[start Data]

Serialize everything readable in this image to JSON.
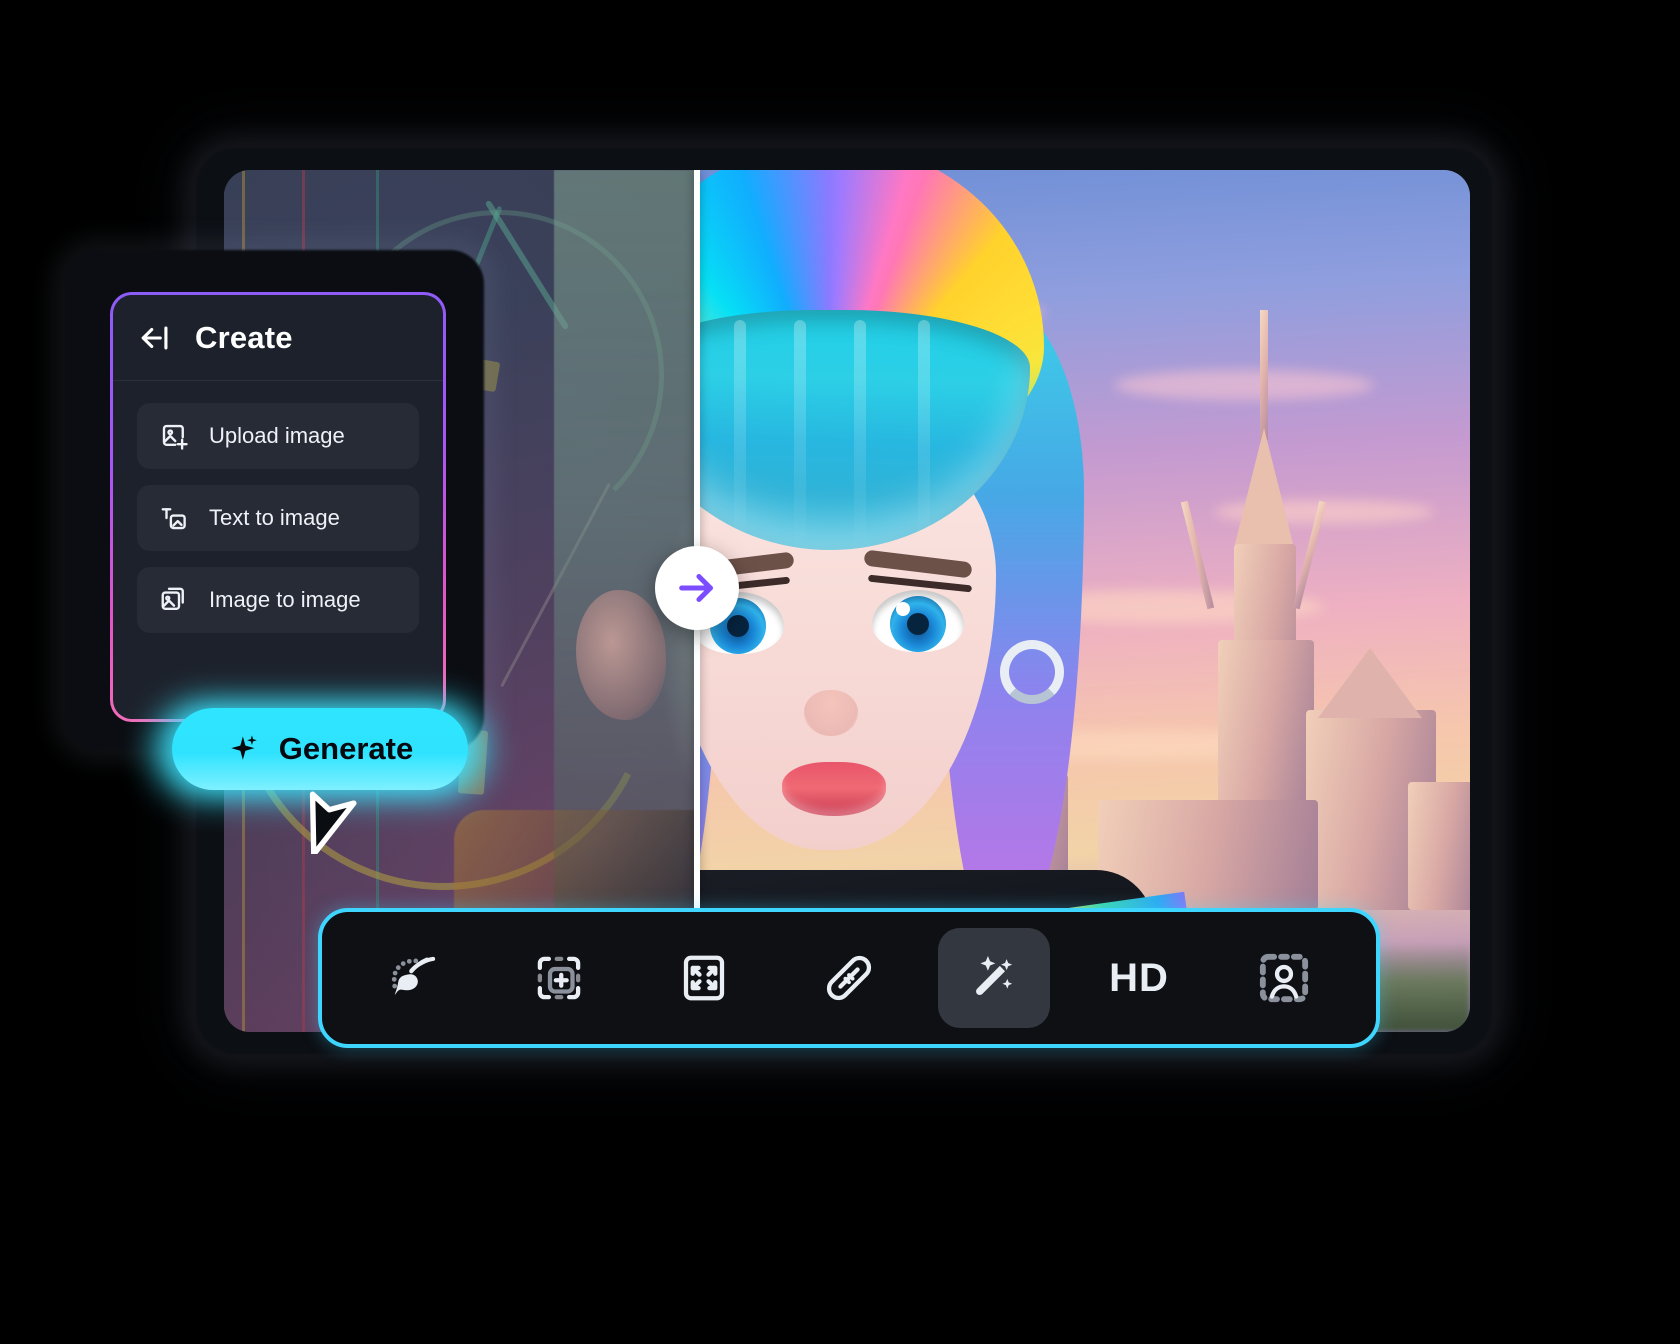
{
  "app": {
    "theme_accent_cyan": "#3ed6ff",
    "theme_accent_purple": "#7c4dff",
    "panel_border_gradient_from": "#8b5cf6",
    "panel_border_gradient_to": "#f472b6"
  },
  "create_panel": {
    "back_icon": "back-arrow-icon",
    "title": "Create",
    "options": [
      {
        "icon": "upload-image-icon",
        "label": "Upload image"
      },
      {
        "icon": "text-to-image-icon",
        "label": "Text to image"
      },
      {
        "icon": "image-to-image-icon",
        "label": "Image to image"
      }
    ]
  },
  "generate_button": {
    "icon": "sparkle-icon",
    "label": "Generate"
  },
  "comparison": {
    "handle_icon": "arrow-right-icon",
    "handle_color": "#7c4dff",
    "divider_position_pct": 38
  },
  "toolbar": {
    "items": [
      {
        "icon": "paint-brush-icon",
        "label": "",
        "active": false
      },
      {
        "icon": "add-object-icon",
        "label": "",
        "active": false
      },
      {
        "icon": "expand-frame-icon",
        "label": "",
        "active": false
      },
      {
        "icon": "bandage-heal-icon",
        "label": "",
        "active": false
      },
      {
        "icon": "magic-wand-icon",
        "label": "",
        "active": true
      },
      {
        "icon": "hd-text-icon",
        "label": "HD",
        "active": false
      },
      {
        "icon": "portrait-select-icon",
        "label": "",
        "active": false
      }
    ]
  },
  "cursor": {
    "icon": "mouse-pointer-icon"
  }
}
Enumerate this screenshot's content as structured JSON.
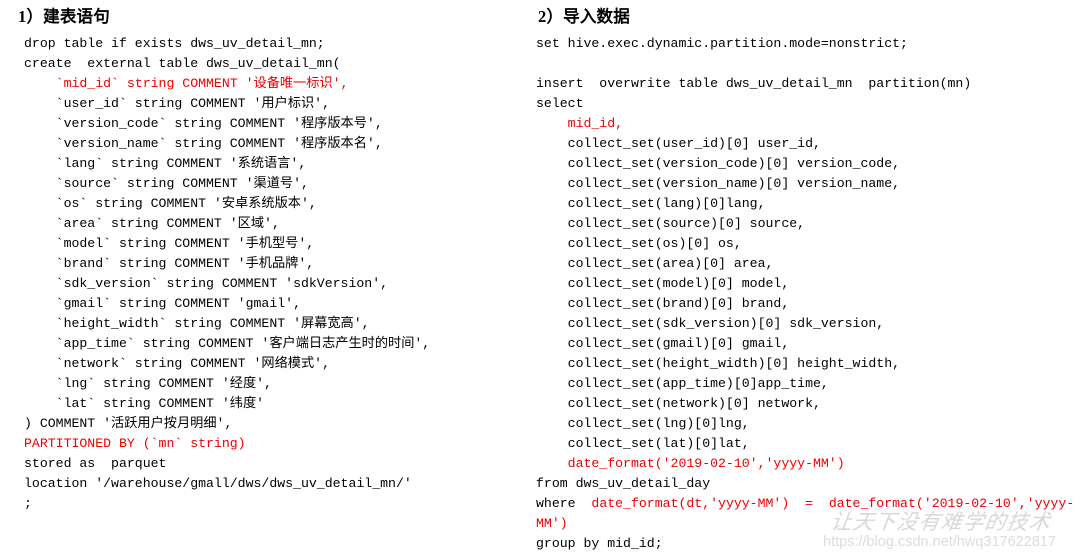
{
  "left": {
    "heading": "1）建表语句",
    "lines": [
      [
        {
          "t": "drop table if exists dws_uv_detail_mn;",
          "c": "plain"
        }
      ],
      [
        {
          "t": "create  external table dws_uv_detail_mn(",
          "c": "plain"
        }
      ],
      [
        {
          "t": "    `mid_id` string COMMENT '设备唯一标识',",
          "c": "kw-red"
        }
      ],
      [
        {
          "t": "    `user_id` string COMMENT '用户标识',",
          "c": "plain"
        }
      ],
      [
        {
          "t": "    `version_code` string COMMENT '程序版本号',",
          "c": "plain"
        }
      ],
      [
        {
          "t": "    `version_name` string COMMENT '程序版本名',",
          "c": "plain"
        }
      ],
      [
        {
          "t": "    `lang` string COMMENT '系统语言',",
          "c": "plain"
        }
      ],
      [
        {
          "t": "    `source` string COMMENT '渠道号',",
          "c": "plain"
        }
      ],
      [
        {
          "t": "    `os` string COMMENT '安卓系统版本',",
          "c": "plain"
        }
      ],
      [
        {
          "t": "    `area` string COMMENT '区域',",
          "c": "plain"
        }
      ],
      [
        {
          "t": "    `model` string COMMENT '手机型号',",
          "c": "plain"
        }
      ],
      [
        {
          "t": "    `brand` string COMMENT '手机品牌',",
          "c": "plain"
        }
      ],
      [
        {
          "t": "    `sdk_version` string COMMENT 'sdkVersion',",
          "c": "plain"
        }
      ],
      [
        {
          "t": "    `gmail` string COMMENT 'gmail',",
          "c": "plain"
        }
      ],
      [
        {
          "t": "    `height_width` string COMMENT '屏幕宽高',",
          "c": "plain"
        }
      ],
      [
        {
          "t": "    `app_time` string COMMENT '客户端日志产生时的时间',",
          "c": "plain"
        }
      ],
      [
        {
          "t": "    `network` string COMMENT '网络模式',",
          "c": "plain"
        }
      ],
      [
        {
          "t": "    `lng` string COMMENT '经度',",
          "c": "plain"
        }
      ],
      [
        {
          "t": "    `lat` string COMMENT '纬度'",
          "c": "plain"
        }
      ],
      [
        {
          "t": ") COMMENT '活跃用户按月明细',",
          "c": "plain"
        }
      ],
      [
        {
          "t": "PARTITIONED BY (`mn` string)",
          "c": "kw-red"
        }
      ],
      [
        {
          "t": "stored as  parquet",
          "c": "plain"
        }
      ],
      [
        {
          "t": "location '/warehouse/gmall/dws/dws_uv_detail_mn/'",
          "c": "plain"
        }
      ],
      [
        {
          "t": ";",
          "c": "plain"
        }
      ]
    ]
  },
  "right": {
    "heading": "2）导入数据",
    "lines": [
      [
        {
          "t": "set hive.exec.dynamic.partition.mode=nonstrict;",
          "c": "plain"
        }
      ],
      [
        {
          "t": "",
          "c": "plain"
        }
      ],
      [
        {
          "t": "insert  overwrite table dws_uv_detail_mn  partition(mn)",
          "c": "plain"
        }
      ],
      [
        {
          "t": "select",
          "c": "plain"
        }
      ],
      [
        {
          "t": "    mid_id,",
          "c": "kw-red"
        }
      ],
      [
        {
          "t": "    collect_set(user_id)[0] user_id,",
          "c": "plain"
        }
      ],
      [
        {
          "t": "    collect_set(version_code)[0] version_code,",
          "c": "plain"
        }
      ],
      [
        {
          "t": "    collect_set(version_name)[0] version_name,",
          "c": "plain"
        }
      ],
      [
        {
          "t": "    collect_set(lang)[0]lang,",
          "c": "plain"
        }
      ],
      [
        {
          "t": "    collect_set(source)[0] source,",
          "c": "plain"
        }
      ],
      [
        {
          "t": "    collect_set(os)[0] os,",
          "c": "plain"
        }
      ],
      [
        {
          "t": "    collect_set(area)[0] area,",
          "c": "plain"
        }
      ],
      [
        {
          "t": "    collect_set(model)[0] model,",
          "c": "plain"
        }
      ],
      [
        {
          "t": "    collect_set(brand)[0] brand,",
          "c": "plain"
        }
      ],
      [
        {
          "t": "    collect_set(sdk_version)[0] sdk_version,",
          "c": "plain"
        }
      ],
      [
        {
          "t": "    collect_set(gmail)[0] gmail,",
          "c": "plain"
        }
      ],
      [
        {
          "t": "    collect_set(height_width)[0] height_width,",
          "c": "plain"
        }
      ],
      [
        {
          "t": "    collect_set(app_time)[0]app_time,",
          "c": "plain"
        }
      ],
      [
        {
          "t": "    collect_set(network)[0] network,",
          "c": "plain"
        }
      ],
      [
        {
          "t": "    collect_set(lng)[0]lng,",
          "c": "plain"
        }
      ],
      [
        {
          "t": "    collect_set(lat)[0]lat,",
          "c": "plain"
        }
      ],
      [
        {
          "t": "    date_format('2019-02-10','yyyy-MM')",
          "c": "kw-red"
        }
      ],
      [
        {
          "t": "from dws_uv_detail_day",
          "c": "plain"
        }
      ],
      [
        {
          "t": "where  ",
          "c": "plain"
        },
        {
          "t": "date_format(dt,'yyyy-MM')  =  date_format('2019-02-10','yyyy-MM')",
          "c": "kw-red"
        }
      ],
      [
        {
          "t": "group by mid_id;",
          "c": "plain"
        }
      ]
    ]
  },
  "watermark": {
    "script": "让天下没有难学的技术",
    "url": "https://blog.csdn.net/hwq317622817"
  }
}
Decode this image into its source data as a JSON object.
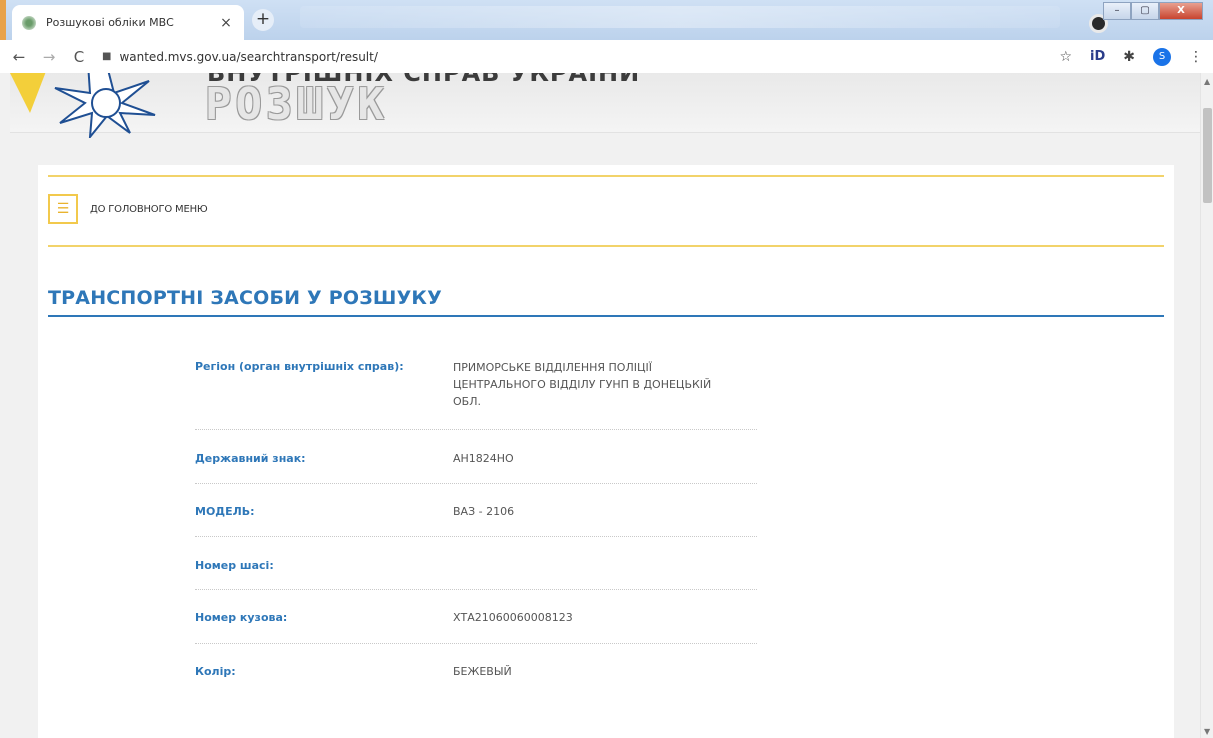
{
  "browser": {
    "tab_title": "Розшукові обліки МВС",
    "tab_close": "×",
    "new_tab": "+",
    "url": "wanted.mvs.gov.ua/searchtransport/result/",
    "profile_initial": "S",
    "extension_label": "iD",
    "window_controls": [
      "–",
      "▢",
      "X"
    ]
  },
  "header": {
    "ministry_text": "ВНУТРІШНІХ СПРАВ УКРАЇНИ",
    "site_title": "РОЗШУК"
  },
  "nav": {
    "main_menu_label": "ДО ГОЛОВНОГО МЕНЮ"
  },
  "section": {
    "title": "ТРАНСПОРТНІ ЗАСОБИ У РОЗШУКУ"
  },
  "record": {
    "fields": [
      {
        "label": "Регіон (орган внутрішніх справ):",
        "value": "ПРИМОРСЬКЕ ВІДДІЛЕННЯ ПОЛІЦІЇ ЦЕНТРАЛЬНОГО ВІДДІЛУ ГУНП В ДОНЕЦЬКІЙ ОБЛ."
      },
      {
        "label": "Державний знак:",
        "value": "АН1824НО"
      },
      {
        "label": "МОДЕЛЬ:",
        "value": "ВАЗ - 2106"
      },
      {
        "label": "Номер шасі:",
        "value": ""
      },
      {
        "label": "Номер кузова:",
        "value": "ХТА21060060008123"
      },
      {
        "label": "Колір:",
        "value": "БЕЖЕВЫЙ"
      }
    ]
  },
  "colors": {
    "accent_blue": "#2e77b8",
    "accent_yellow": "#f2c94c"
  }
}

[end Data]

* **What to do**: Look through the data above. Copy every line with the string "Номер" in it.

* **Output below**:
        "label": "Номер шасі:",
        "label": "Номер кузова:",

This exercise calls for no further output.